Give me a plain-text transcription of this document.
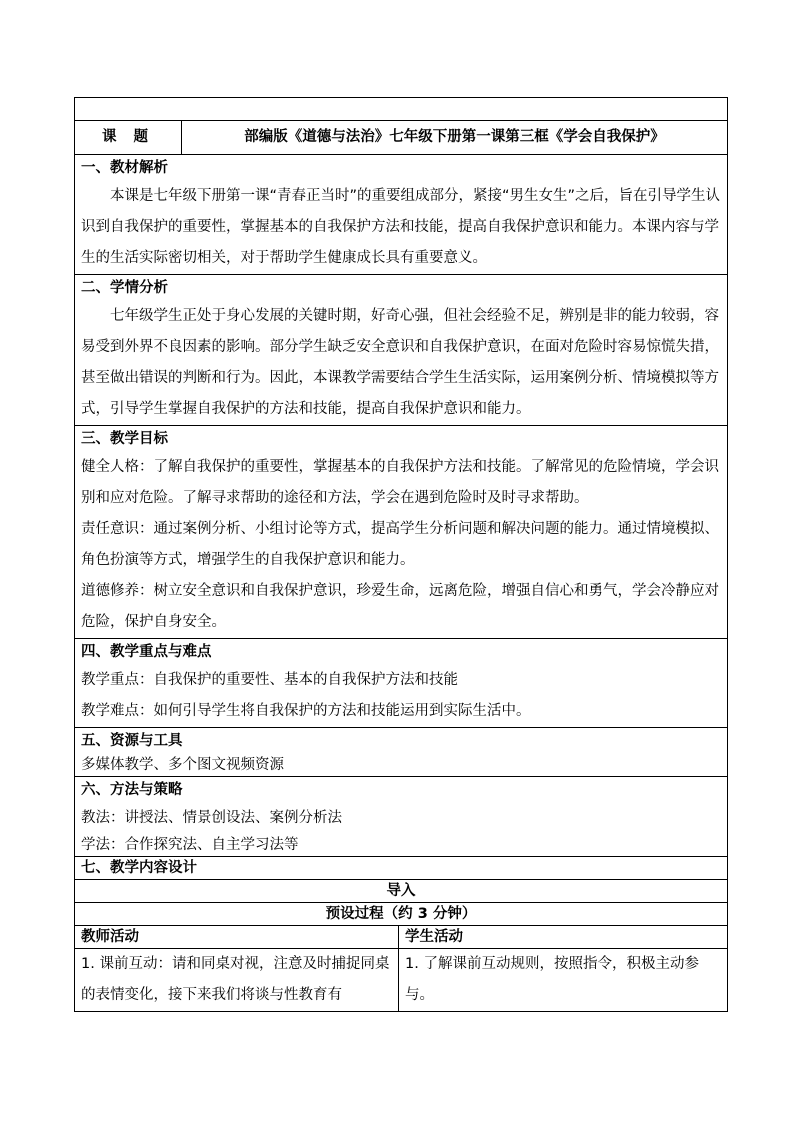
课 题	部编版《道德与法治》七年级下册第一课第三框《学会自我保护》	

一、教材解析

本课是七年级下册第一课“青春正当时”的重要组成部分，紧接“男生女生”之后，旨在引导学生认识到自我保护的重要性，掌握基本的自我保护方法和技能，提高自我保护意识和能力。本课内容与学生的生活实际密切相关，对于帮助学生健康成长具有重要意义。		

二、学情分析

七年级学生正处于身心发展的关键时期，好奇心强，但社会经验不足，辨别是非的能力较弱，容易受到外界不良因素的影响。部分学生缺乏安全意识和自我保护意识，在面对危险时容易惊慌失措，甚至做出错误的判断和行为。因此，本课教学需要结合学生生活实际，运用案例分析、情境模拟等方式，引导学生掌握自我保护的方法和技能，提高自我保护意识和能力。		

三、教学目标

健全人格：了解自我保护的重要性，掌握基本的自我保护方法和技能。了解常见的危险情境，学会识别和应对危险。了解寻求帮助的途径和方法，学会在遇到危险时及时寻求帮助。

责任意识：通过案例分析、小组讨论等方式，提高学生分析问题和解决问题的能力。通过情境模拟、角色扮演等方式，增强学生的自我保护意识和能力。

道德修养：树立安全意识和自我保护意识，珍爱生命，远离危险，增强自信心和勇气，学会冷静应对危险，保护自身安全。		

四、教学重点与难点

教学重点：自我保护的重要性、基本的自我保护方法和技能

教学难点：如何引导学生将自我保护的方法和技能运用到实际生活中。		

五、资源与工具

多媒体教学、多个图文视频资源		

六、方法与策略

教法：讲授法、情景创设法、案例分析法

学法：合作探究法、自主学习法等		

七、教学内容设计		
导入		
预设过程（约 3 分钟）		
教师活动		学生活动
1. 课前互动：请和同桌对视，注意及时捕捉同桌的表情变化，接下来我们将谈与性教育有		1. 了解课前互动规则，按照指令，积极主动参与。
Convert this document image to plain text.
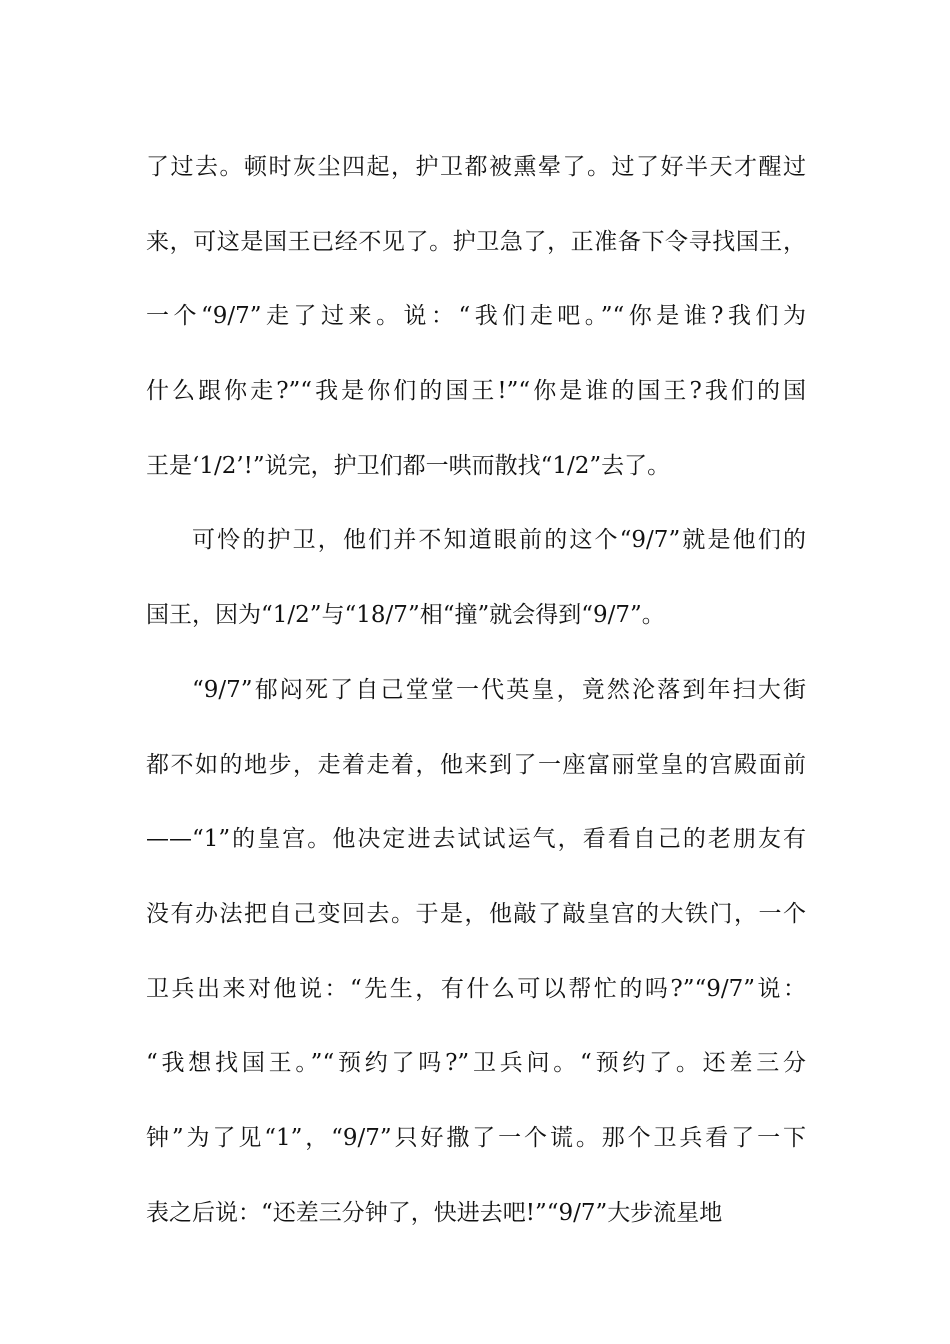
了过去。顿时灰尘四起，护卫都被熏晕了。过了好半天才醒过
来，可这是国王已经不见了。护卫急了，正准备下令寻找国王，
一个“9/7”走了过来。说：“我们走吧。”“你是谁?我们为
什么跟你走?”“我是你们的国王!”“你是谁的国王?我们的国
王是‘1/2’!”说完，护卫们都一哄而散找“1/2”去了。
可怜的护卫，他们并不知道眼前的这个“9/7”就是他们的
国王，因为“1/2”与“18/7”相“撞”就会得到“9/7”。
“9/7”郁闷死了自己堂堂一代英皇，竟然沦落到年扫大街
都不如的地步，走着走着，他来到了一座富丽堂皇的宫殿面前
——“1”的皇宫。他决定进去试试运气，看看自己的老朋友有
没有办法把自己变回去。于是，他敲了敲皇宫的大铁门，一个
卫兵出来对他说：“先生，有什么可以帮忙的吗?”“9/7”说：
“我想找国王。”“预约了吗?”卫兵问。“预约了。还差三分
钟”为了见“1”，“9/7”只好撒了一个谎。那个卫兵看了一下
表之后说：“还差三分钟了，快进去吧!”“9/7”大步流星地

════════════════

What you should do: How many of the lines above contain the string "this"? Give the number only.

Reply to the task: 2